**Parts of the exercise:**
A – In the forum thread about launching boats, what kept the boat from coming off the trailer during the first poster's first launch at Big Johns on Livingston?
B – Carry on the forum thread about boat ramp manners past its last post, keeping its casual tone.

Its like everything else, the more you do it the better you get. Most guys and gals that fish a lot, and launch a lot, realize the launch ramp can get pretty hectic so they have their process all worked out. The first time I launched at Big Johns on Livingston, back in 1971-72, I left the rear strap on, boat would not come off no matter what I did. A fella waiting pointed out the strap. So, drag it up the ramp a few feet, take the strap off, back it in, launch it, and move it. Momma drove the truck out. Yep, I also forgot to put the bottom plug in. But, the second time I had myself a checklist. Now, after maybe 500 launchs I dont waste a lot of time for myself or anyone else.

So, I dont get all worked up about some fella that lacks experience and do what is needed to help them clear the ramp. The overwhelming majority of folks that fish, not the jet ski crowd, are really good people and they will accept all the help they can get and will return the favor.


----------



## crappieman (Dec 12, 2011)

There was a time not too long back when the nicest people you ever would meet were fishermen but that time has since past. Now we are over run with inconsiderate people only thinking of themselves only. People are just not the same anymore for the most part. It's good to know there are still a few left that know better and care. Don't get me started on idiots running full throttle less than 50 ft from you, people making the largest possible wake next to the bridge and other fishermen and think it's cool!!! <grrrrrr>. I look at those morans and think they are putting out a message to us like "LOOK AT ME I'M AN IDIOT!!!!"


----------



## Gofish2day (May 9, 2006)

When I first moved here 6 yrs ago and finally bought a boat 2 yrs later, I fished galveston bay mostly. I had never seen so may rude people in my life. I started reading 2cool about then and met many people here who fish Conroe and Livingston. I have to say the nicest bunch of fisherman-woman anyone could ever meet. I have had no problems on the water or at the launch. Some people get a little close but they don't plow past. I am from SE Louisiana and don't consider myself to be a average weekend fisherman. OK saltwater, but that was Louisiana. Trying to learn the freshwater fishing.

The only boat launch problem I have had is someone steal 2 tackle boxes in (1) year at April Sound on Conroe but that's another story

I will save Loy the pain of hearing that story over again - and again!


----------



## Danny O (Apr 14, 2010)

Don't have to launch much now that our boat is in the lift, but I've had my share of boat ramp blunders and probably provided entertainment for some!


----------



## 9121SS (Jun 28, 2009)

95% of the time I fish alone. Like was said, I do everything off to the side before I get in line to launch. I still feel like I'm taking to long but I guess because I'm alone people realize it's going to take a little longer. Nothing has ever been said to me but I get it done as fast as I can.


----------



## Lonestar Proud (Oct 26, 2010)

9121SS said:


> 95% of the time I fish alone. Like was said, I do everything off to the side before I get in line to launch. I still feel like I'm taking to long but I guess because I'm alone people realize it's going to take a little longer. Nothing has ever been said to me but I get it done as fast as I can.

**Material:**
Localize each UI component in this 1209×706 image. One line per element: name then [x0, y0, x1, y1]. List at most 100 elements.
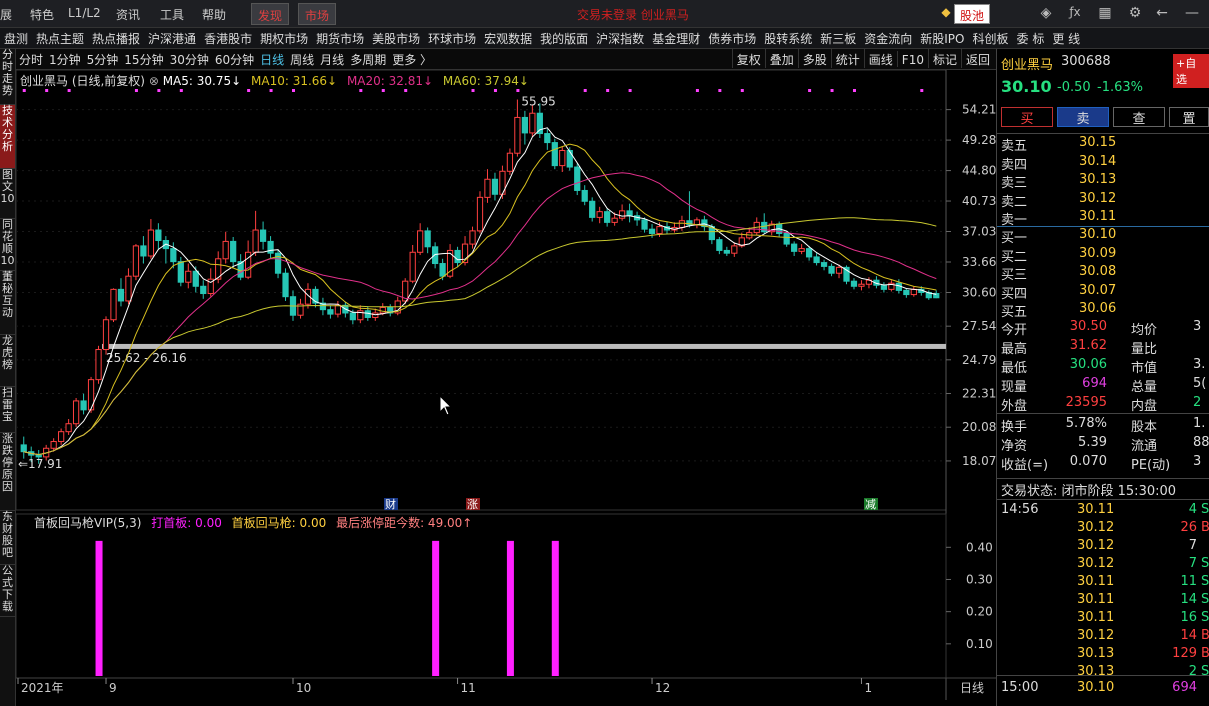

**In response:**
A – The rear strap had been left on.

B –
I also fish by myself a lot. When it's real busy I ask someone behind me in line to pull my truck/trailer out for me. If no one wants to help out then I guess their gonna have to wait on me for a couple of minutes. I have a 25-30' rope that I hook to the front eye and hook it to the trailer and let the boat float off, then grab the rope and pull it over to the dock or beach it then move the truck. You can only do so much my yourself...


----------



## 9121SS (Jun 28, 2009)

Lonestar Proud said:


> I also fish by myself a lot. When it's real busy I ask someone behind me in line to pull my truck/trailer out for me. If no one wants to help out then I guess their gonna have to wait on me for a couple of minutes. I have a 25-30' rope that I hook to the front eye and hook it to the trailer and let the boat float off, then grab the rope and pull it over to the dock or beach it then move the truck. You can only do so much my yourself...


LOL! That's what I do with a rope. Have never thought about asking someone to pull my truck out for me.


----------



## chucktx (Sep 12, 2011)

asking a stranger to pull the truck out could cause you to have to walk home........just sayin.....


----------



## Lonestar Proud (Oct 26, 2010)

chucktx said:


> asking a stranger to pull the truck out could cause you to have to walk home........just sayin.....


That's why I ask someone that is BEHIND me in line. I'm still tieing the boat to a pier or beaching it and going to get my keys. I can always take it up with his partner at their vehicle while while calling the law and holding the other dude at gunpoint... just sayin!

-LP


----------



## RB II (Feb 26, 2009)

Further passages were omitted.